__Excerpted records__:
* Begin *

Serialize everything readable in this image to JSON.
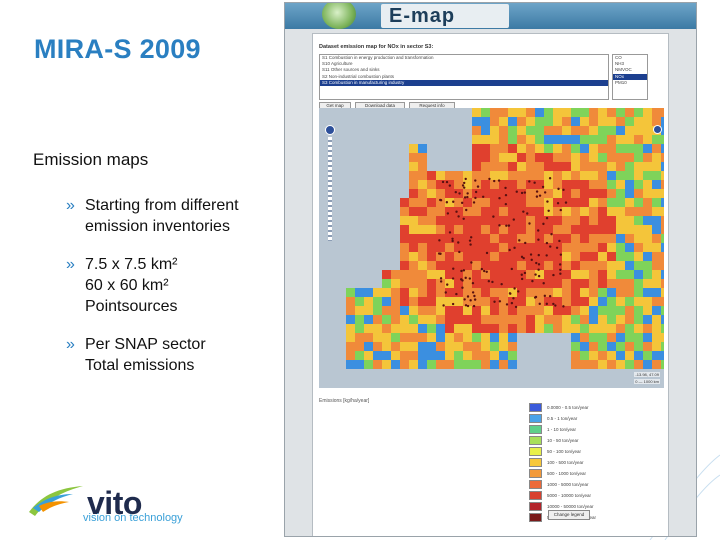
{
  "slide": {
    "title": "MIRA-S 2009",
    "section": "Emission maps",
    "bullet_marker": "»",
    "bullets": [
      {
        "lines": [
          "Starting from different",
          "emission inventories"
        ]
      },
      {
        "lines": [
          "7.5 x 7.5 km²",
          "60 x 60 km²",
          "Pointsources"
        ]
      },
      {
        "lines": [
          "Per SNAP sector",
          "Total emissions"
        ]
      }
    ],
    "colors": {
      "title": "#2a7fc1",
      "bullet": "#2a7fc1",
      "text": "#111111"
    }
  },
  "logo": {
    "word": "vito",
    "tagline": "vision on technology",
    "colors": {
      "word": "#1f2b4d",
      "tagline": "#3aa0d8",
      "swoosh_green": "#8cc63f",
      "swoosh_orange": "#f39200",
      "swoosh_blue": "#3aa0d8"
    }
  },
  "app": {
    "brand": "E-map",
    "form_title": "Dataset emission map for NOx in sector S3:",
    "sectors": [
      {
        "label": "S1 Combustion in energy production and transformation",
        "selected": false
      },
      {
        "label": "S10 Agriculture",
        "selected": false
      },
      {
        "label": "S11 Other sources and sinks",
        "selected": false
      },
      {
        "label": "S2 Non-industrial combustion plants",
        "selected": false
      },
      {
        "label": "S3 Combustion in manufacturing industry",
        "selected": true
      }
    ],
    "pollutants": [
      {
        "label": "CO",
        "selected": false
      },
      {
        "label": "NH3",
        "selected": false
      },
      {
        "label": "NMVOC",
        "selected": false
      },
      {
        "label": "NOx",
        "selected": true
      },
      {
        "label": "PM10",
        "selected": false
      }
    ],
    "buttons": {
      "get_map": "Get map",
      "download": "Download data",
      "request_info": "Request info"
    },
    "map": {
      "scale_text": "0 — 1000 km",
      "coords_text": "-13.98, 47.09",
      "legend_title": "Emissions [kg/ha/year]",
      "legend": [
        {
          "label": "0.0000 - 0.5 ton/year",
          "color": "#3b5bdb"
        },
        {
          "label": "0.5 - 1 ton/year",
          "color": "#4aa3e8"
        },
        {
          "label": "1 - 10 ton/year",
          "color": "#5fd08a"
        },
        {
          "label": "10 - 50 ton/year",
          "color": "#a8e05a"
        },
        {
          "label": "50 - 100 ton/year",
          "color": "#e8f04a"
        },
        {
          "label": "100 - 500 ton/year",
          "color": "#f7c83a"
        },
        {
          "label": "500 - 1000 ton/year",
          "color": "#f29a3a"
        },
        {
          "label": "1000 - 5000 ton/year",
          "color": "#ec6a3a"
        },
        {
          "label": "5000 - 10000 ton/year",
          "color": "#d8402e"
        },
        {
          "label": "10000 - 50000 ton/year",
          "color": "#b3242a"
        },
        {
          "label": "50000 - 100000 ton/year",
          "color": "#7a1a1a"
        }
      ],
      "change_legend": "Change legend",
      "colors": {
        "sea": "#b9c6d2",
        "grid_hot": "#e0402e",
        "grid_warm": "#f08a3a",
        "grid_mild": "#f4c53a",
        "grid_cool": "#7fd35a",
        "grid_cold": "#3b8fe0",
        "point": "#5a1010"
      }
    }
  }
}
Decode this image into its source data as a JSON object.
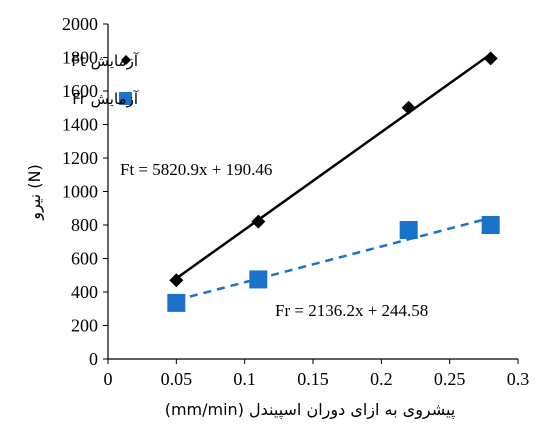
{
  "chart_data": {
    "type": "scatter",
    "xlabel": "پیشروی به ازای دوران اسپیندل (mm/min)",
    "ylabel": "نیرو (N)",
    "xlim": [
      0,
      0.3
    ],
    "ylim": [
      0,
      2000
    ],
    "x_ticks": [
      "0",
      "0.05",
      "0.1",
      "0.15",
      "0.2",
      "0.25",
      "0.3"
    ],
    "y_ticks": [
      "0",
      "200",
      "400",
      "600",
      "800",
      "1000",
      "1200",
      "1400",
      "1600",
      "1800",
      "2000"
    ],
    "grid": false,
    "legend_position": "top-left",
    "series": [
      {
        "name": "آزمایش Ft",
        "marker": "diamond",
        "color": "#000000",
        "x": [
          0.05,
          0.11,
          0.22,
          0.28
        ],
        "y": [
          470,
          820,
          1500,
          1795
        ],
        "trendline": {
          "slope": 5820.9,
          "intercept": 190.46,
          "style": "solid",
          "color": "#000000",
          "label": "Ft = 5820.9x + 190.46"
        }
      },
      {
        "name": "آزمایش Fr",
        "marker": "square",
        "color": "#1a73c8",
        "x": [
          0.05,
          0.11,
          0.22,
          0.28
        ],
        "y": [
          335,
          475,
          770,
          800
        ],
        "trendline": {
          "slope": 2136.2,
          "intercept": 244.58,
          "style": "dashed",
          "color": "#1a73c8",
          "label": "Fr = 2136.2x + 244.58"
        }
      }
    ]
  }
}
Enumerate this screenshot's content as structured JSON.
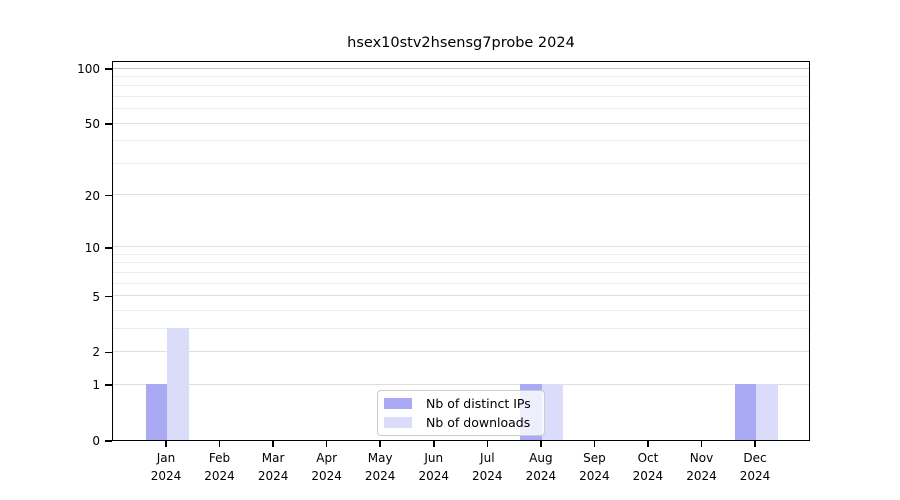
{
  "chart_data": {
    "type": "bar",
    "title": "hsex10stv2hsensg7probe 2024",
    "categories": [
      "Jan",
      "Feb",
      "Mar",
      "Apr",
      "May",
      "Jun",
      "Jul",
      "Aug",
      "Sep",
      "Oct",
      "Nov",
      "Dec"
    ],
    "year_label": "2024",
    "series": [
      {
        "name": "Nb of distinct IPs",
        "color": "#a9a9f4",
        "values": [
          1,
          0,
          0,
          0,
          0,
          0,
          0,
          1,
          0,
          0,
          0,
          1
        ]
      },
      {
        "name": "Nb of downloads",
        "color": "#dbdbfa",
        "values": [
          3,
          0,
          0,
          0,
          0,
          0,
          0,
          1,
          0,
          0,
          0,
          1
        ]
      }
    ],
    "yscale": "log1p",
    "ylim": [
      0,
      110
    ],
    "y_tick_labels": [
      100,
      50,
      20,
      10,
      5,
      2,
      1,
      0
    ],
    "y_gridlines": [
      1,
      2,
      3,
      4,
      5,
      6,
      7,
      8,
      9,
      10,
      20,
      30,
      40,
      50,
      60,
      70,
      80,
      90,
      100
    ],
    "grid": true,
    "legend": {
      "position": "lower-center"
    },
    "colors": {
      "axis": "#000000",
      "gridline_top": "#c6c6c6",
      "gridline_major": "#dedede",
      "gridline_minor": "#ececec"
    }
  }
}
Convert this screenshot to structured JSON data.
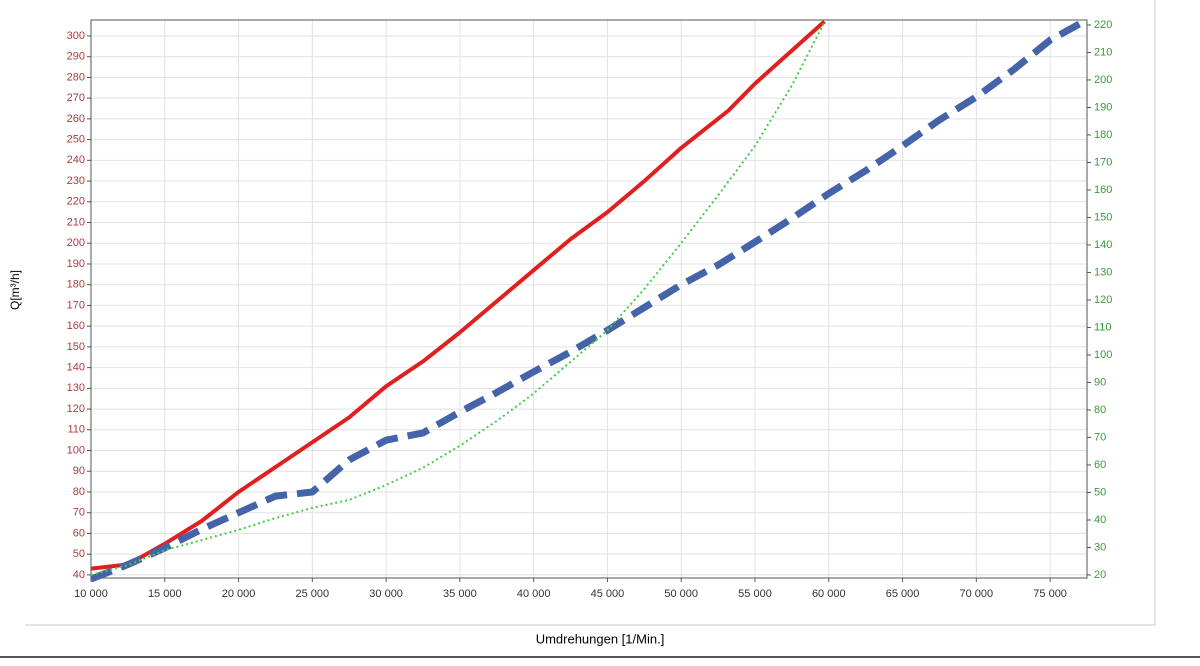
{
  "chart_data": {
    "type": "line",
    "xlabel": "Umdrehungen [1/Min.]",
    "ylabel": "Q[m³/h]",
    "grid": true,
    "xlim": [
      10000,
      77500
    ],
    "xticks": [
      {
        "value": 10000,
        "label": "10 000"
      },
      {
        "value": 15000,
        "label": "15 000"
      },
      {
        "value": 20000,
        "label": "20 000"
      },
      {
        "value": 25000,
        "label": "25 000"
      },
      {
        "value": 30000,
        "label": "30 000"
      },
      {
        "value": 35000,
        "label": "35 000"
      },
      {
        "value": 40000,
        "label": "40 000"
      },
      {
        "value": 45000,
        "label": "45 000"
      },
      {
        "value": 50000,
        "label": "50 000"
      },
      {
        "value": 55000,
        "label": "55 000"
      },
      {
        "value": 60000,
        "label": "60 000"
      },
      {
        "value": 65000,
        "label": "65 000"
      },
      {
        "value": 70000,
        "label": "70 000"
      },
      {
        "value": 75000,
        "label": "75 000"
      }
    ],
    "ylim": [
      38.5,
      307.7
    ],
    "yticks": [
      40,
      50,
      60,
      70,
      80,
      90,
      100,
      110,
      120,
      130,
      140,
      150,
      160,
      170,
      180,
      190,
      200,
      210,
      220,
      230,
      240,
      250,
      260,
      270,
      280,
      290,
      300
    ],
    "ytick_color": "#b03a3a",
    "y2lim": [
      18.9,
      221.8
    ],
    "y2ticks": [
      20,
      30,
      40,
      50,
      60,
      70,
      80,
      90,
      100,
      110,
      120,
      130,
      140,
      150,
      160,
      170,
      180,
      190,
      200,
      210,
      220
    ],
    "y2tick_color": "#3a9a3a",
    "series": [
      {
        "color": "#e02020",
        "style": "solid",
        "x": [
          10000,
          12500,
          15000,
          17500,
          20000,
          22500,
          25000,
          27500,
          30000,
          32500,
          35000,
          37500,
          40000,
          42500,
          45000,
          47500,
          50000,
          53200,
          55000,
          59700
        ],
        "values": [
          43,
          45,
          55,
          66,
          80,
          92,
          104,
          116,
          131,
          143,
          157,
          172,
          187,
          202,
          215,
          230,
          246,
          264,
          277,
          307
        ]
      },
      {
        "color": "#4463a8",
        "style": "dashed",
        "x": [
          10000,
          12500,
          15000,
          17500,
          20000,
          22500,
          25000,
          27500,
          30000,
          32500,
          35000,
          37500,
          40000,
          42500,
          45000,
          47500,
          50000,
          52500,
          55000,
          57500,
          60000,
          62500,
          65000,
          67500,
          70000,
          72500,
          75000,
          77300
        ],
        "values": [
          38,
          45,
          53,
          62,
          70,
          78,
          80,
          95.5,
          105,
          108.5,
          118.6,
          128,
          138,
          147.6,
          158,
          169,
          180,
          189.5,
          200.6,
          212,
          224,
          235,
          247,
          259.5,
          270.6,
          283.6,
          298,
          307
        ]
      },
      {
        "color": "#44cc44",
        "style": "dotted",
        "axis": "y2",
        "x": [
          10000,
          12500,
          15000,
          17500,
          20000,
          22500,
          25000,
          27500,
          30000,
          32500,
          35000,
          37500,
          40000,
          42500,
          45000,
          47500,
          50000,
          52500,
          55000,
          57500,
          59700
        ],
        "values": [
          20,
          23.6,
          29,
          32.7,
          36.4,
          40.7,
          44.4,
          47.3,
          52.7,
          59,
          67,
          76,
          86,
          97.5,
          109,
          124,
          140.7,
          158,
          176,
          198,
          221
        ]
      }
    ]
  }
}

* End *

__Challenge__: Lines containing the string "this" should be counted; reply with their number and nothing more.

__Written solution__: 4